(Coordinate annotation rows)
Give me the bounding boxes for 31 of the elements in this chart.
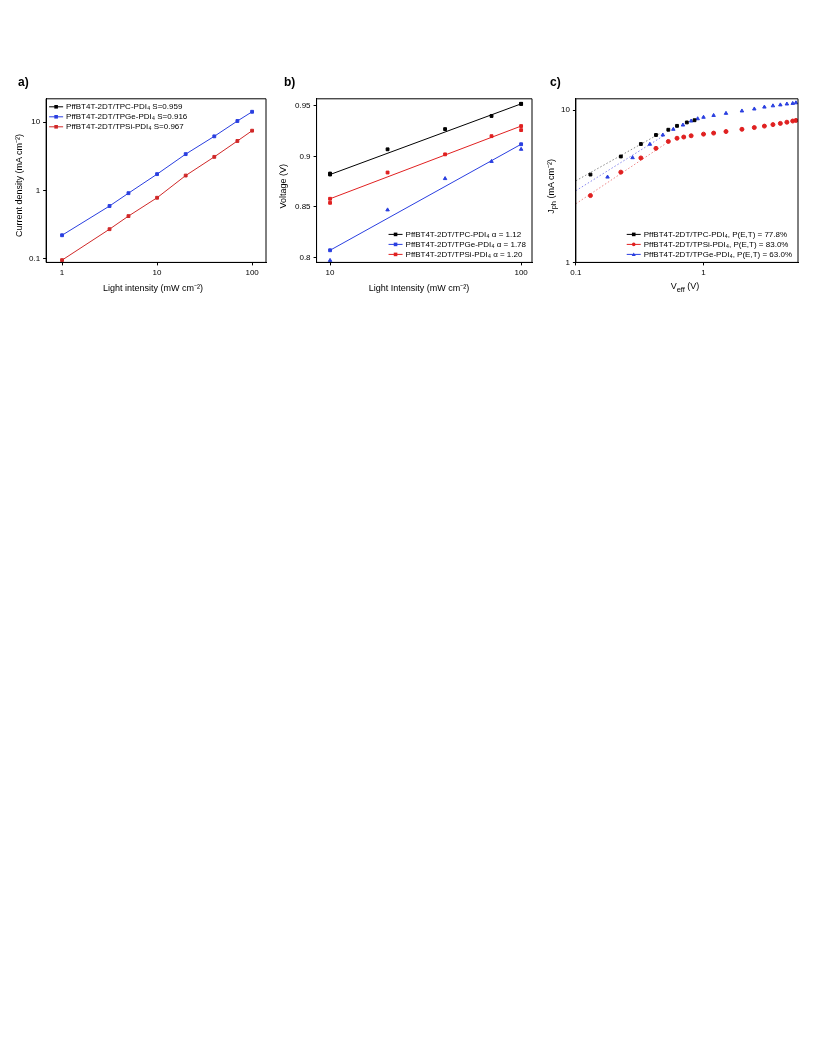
- x-tick-label: 0.1: [570, 268, 583, 278]
- x-axis-title: Light intensity (mW cm⁻²): [102, 282, 204, 294]
- legend-label: PffBT4T-2DT/TPC-PDI₄ S=0.959: [66, 102, 183, 111]
- y-axis-title: Voltage (V): [278, 163, 289, 209]
- x-tick-label: 100: [514, 268, 529, 278]
- x-axis-title: Light Intensity (mW cm⁻²): [367, 282, 471, 294]
- y-tick-label: 0.95: [294, 101, 312, 111]
- x-tick-label: 1: [59, 268, 65, 278]
- legend-label: PffBT4T-2DT/TPGe-PDI₄, P(E,T) = 63.0%: [643, 249, 793, 259]
- chart-title: a): [18, 75, 30, 91]
- y-tick-label: 0.8: [299, 252, 312, 262]
- y-axis-title: Current density (mA cm⁻²): [13, 134, 25, 238]
- chart-title: b): [284, 75, 297, 91]
- legend-label: PffBT4T-2DT/TPC-PDI₄ α = 1.12: [405, 229, 522, 239]
- x-tick-label: 1: [701, 268, 707, 278]
- legend-label: PffBT4T-2DT/TPSi-PDI₄, P(E,T) = 83.0%: [643, 239, 789, 249]
- y-tick-label: 10: [31, 117, 41, 127]
- legend-label: PffBT4T-2DT/TPSi-PDI₄ α = 1.20: [405, 249, 523, 259]
- legend-label: PffBT4T-2DT/TPSi-PDI₄ S=0.967: [66, 122, 185, 131]
- chart-title: c): [550, 75, 562, 91]
- legend-label: PffBT4T-2DT/TPGe-PDI₄ α = 1.78: [405, 239, 527, 249]
- legend-label: PffBT4T-2DT/TPGe-PDI₄ S=0.916: [66, 112, 188, 121]
- y-tick-label: 0.9: [299, 151, 312, 161]
- x-tick-label: 10: [325, 268, 336, 278]
- y-tick-label: 0.1: [29, 253, 41, 263]
- x-tick-label: 10: [152, 268, 163, 278]
- y-tick-label: 0.85: [294, 202, 312, 212]
- x-axis-title: V$_{eff}$ (V): [669, 281, 701, 294]
- legend-label: PffBT4T-2DT/TPC-PDI₄, P(E,T) = 77.8%: [643, 229, 788, 239]
- y-tick-label: 1: [35, 185, 41, 195]
- x-tick-label: 100: [245, 268, 260, 278]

▶ What to do
Report every line in the rows above that contains the string "axis". Case counts.

▶ Exercise response
- x-axis-title: Light intensity (mW cm⁻²): [102, 282, 204, 294]
- y-axis-title: Voltage (V): [278, 163, 289, 209]
- x-axis-title: Light Intensity (mW cm⁻²): [367, 282, 471, 294]
- y-axis-title: Current density (mA cm⁻²): [13, 134, 25, 238]
- x-axis-title: V$_{eff}$ (V): [669, 281, 701, 294]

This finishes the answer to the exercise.